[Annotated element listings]
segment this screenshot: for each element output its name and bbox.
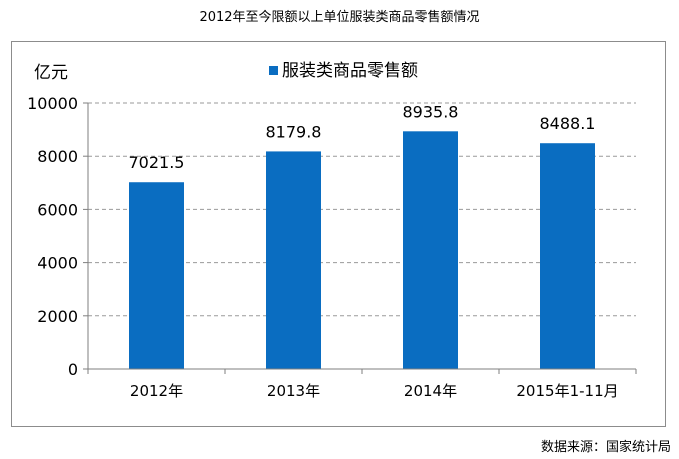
x-tick-label: 2014年	[404, 382, 457, 400]
y-tick-label: 0	[68, 360, 78, 379]
y-tick-label: 6000	[37, 200, 78, 219]
data-label: 7021.5	[129, 153, 185, 172]
bar	[540, 143, 595, 369]
chart-title: 2012年至今限额以上单位服装类商品零售额情况	[199, 10, 480, 25]
bar	[403, 131, 458, 369]
data-label: 8488.1	[540, 114, 596, 133]
y-tick-label: 4000	[37, 254, 78, 273]
x-tick-label: 2015年1-11月	[516, 382, 618, 400]
y-tick-label: 8000	[37, 147, 78, 166]
legend-label: 服装类商品零售额	[282, 61, 418, 81]
data-label: 8935.8	[403, 102, 459, 121]
y-tick-label: 10000	[27, 94, 78, 113]
data-label: 8179.8	[266, 122, 322, 141]
bar	[266, 151, 321, 369]
y-axis-label: 亿元	[34, 63, 68, 83]
bar	[129, 182, 184, 369]
y-tick-label: 2000	[37, 307, 78, 326]
data-source-note: 数据来源：国家统计局	[540, 440, 671, 455]
x-tick-label: 2012年	[130, 382, 183, 400]
x-tick-label: 2013年	[267, 382, 320, 400]
legend-swatch	[269, 66, 278, 75]
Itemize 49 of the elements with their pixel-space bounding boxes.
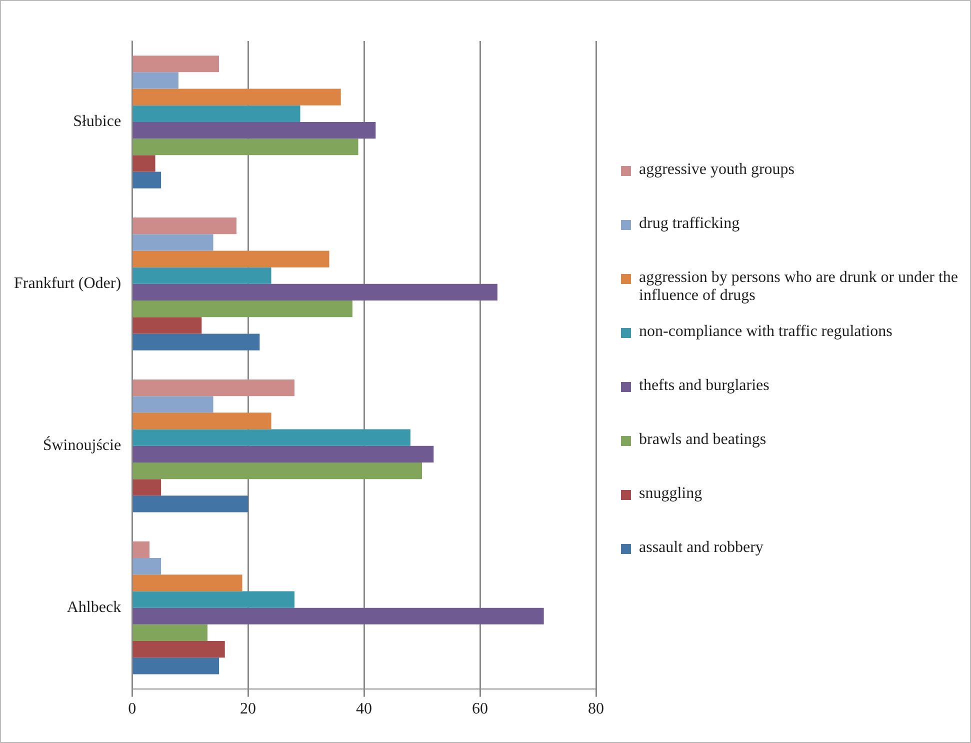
bar	[132, 658, 220, 674]
x-tick-label: 20	[240, 700, 256, 718]
bar	[132, 138, 358, 156]
bar	[132, 608, 544, 624]
bar	[132, 317, 202, 334]
legend-label: thefts and burglaries	[639, 377, 770, 395]
bar	[132, 379, 294, 396]
bar	[132, 218, 236, 234]
bar	[132, 396, 214, 413]
bar	[132, 446, 434, 462]
bar	[132, 591, 294, 608]
bar	[132, 267, 272, 284]
legend-label: non-compliance with traffic regulations	[639, 323, 892, 341]
legend-label: aggressive youth groups	[639, 161, 795, 179]
legend-label: assault and robbery	[639, 539, 764, 557]
bar	[132, 541, 150, 558]
legend-label: drug trafficking	[639, 215, 740, 233]
bar	[132, 641, 225, 658]
y-tick-label: Frankfurt (Oder)	[14, 275, 122, 292]
bar	[132, 56, 220, 72]
x-tick-label: 60	[472, 700, 488, 718]
bar	[132, 284, 498, 301]
bar	[132, 88, 341, 106]
bar	[132, 72, 178, 89]
legend-label: snuggling	[639, 485, 702, 503]
x-tick-label: 40	[356, 700, 372, 718]
bar	[132, 496, 248, 512]
y-tick-label: Świnoujście	[42, 436, 122, 454]
bar	[132, 479, 162, 496]
y-tick-label: Ahlbeck	[66, 599, 122, 616]
bar	[132, 624, 208, 642]
x-tick-label: 0	[128, 700, 136, 718]
bar	[132, 462, 422, 480]
bar	[132, 429, 410, 446]
bar	[132, 574, 242, 592]
bar	[132, 412, 272, 430]
bar	[132, 155, 156, 172]
bar	[132, 105, 300, 122]
bar	[132, 234, 214, 251]
bar	[132, 300, 352, 318]
legend-label: aggression by persons who are drunk or under the influence of drugs	[639, 269, 960, 305]
x-tick-label: 80	[588, 700, 604, 718]
bar	[132, 122, 376, 139]
legend-label: brawls and beatings	[639, 431, 766, 449]
bar	[132, 250, 330, 268]
bar	[132, 172, 162, 188]
bar	[132, 334, 260, 350]
bar	[132, 558, 162, 575]
y-tick-label: Słubice	[73, 113, 122, 130]
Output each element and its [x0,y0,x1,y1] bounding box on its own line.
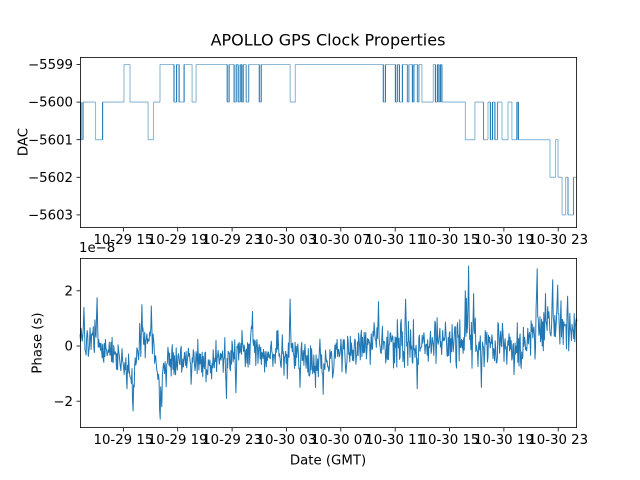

● What is expected:
Reproduce every line of the material above verbatim, omitting the picture placeholders.

● Response:
segment this screenshot: for each element output its name and bbox.
x-tick-label: 2014年	[404, 382, 457, 400]
y-tick-label: 0	[68, 360, 78, 379]
y-tick-label: 6000	[37, 200, 78, 219]
data-label: 7021.5	[129, 153, 185, 172]
bar	[540, 143, 595, 369]
chart-title: 2012年至今限额以上单位服装类商品零售额情况	[199, 10, 480, 25]
bar	[403, 131, 458, 369]
data-label: 8488.1	[540, 114, 596, 133]
y-tick-label: 4000	[37, 254, 78, 273]
x-tick-label: 2015年1-11月	[516, 382, 618, 400]
y-tick-label: 8000	[37, 147, 78, 166]
legend-label: 服装类商品零售额	[282, 61, 418, 81]
data-label: 8935.8	[403, 102, 459, 121]
y-tick-label: 10000	[27, 94, 78, 113]
data-label: 8179.8	[266, 122, 322, 141]
bar	[266, 151, 321, 369]
y-axis-label: 亿元	[34, 63, 68, 83]
bar	[129, 182, 184, 369]
y-tick-label: 2000	[37, 307, 78, 326]
data-source-note: 数据来源：国家统计局	[540, 440, 671, 455]
x-tick-label: 2012年	[130, 382, 183, 400]
x-tick-label: 2013年	[267, 382, 320, 400]
legend-swatch	[269, 66, 278, 75]
Itemize 49 of the elements with their pixel-space bounding boxes.
bar	[132, 658, 220, 674]
x-tick-label: 20	[240, 700, 256, 718]
bar	[132, 138, 358, 156]
bar	[132, 608, 544, 624]
bar	[132, 317, 202, 334]
legend-label: thefts and burglaries	[639, 377, 770, 395]
bar	[132, 379, 294, 396]
bar	[132, 218, 236, 234]
bar	[132, 396, 214, 413]
bar	[132, 446, 434, 462]
bar	[132, 591, 294, 608]
bar	[132, 267, 272, 284]
legend-label: non-compliance with traffic regulations	[639, 323, 892, 341]
legend-label: aggressive youth groups	[639, 161, 795, 179]
legend-label: assault and robbery	[639, 539, 764, 557]
bar	[132, 541, 150, 558]
legend-label: drug trafficking	[639, 215, 740, 233]
bar	[132, 641, 225, 658]
y-tick-label: Frankfurt (Oder)	[14, 275, 122, 292]
bar	[132, 56, 220, 72]
x-tick-label: 60	[472, 700, 488, 718]
bar	[132, 284, 498, 301]
bar	[132, 88, 341, 106]
bar	[132, 72, 178, 89]
legend-label: snuggling	[639, 485, 702, 503]
x-tick-label: 40	[356, 700, 372, 718]
bar	[132, 496, 248, 512]
y-tick-label: Świnoujście	[42, 436, 122, 454]
bar	[132, 479, 162, 496]
y-tick-label: Ahlbeck	[66, 599, 122, 616]
bar	[132, 624, 208, 642]
x-tick-label: 0	[128, 700, 136, 718]
bar	[132, 462, 422, 480]
bar	[132, 429, 410, 446]
bar	[132, 574, 242, 592]
bar	[132, 412, 272, 430]
bar	[132, 155, 156, 172]
bar	[132, 105, 300, 122]
bar	[132, 234, 214, 251]
bar	[132, 300, 352, 318]
legend-label: aggression by persons who are drunk or under the influence of drugs	[639, 269, 960, 305]
x-tick-label: 80	[588, 700, 604, 718]
bar	[132, 122, 376, 139]
legend-label: brawls and beatings	[639, 431, 766, 449]
bar	[132, 250, 330, 268]
bar	[132, 172, 162, 188]
bar	[132, 334, 260, 350]
bar	[132, 558, 162, 575]
y-tick-label: Słubice	[73, 113, 122, 130]
Output each element and its [x0,y0,x1,y1] bounding box on its own line.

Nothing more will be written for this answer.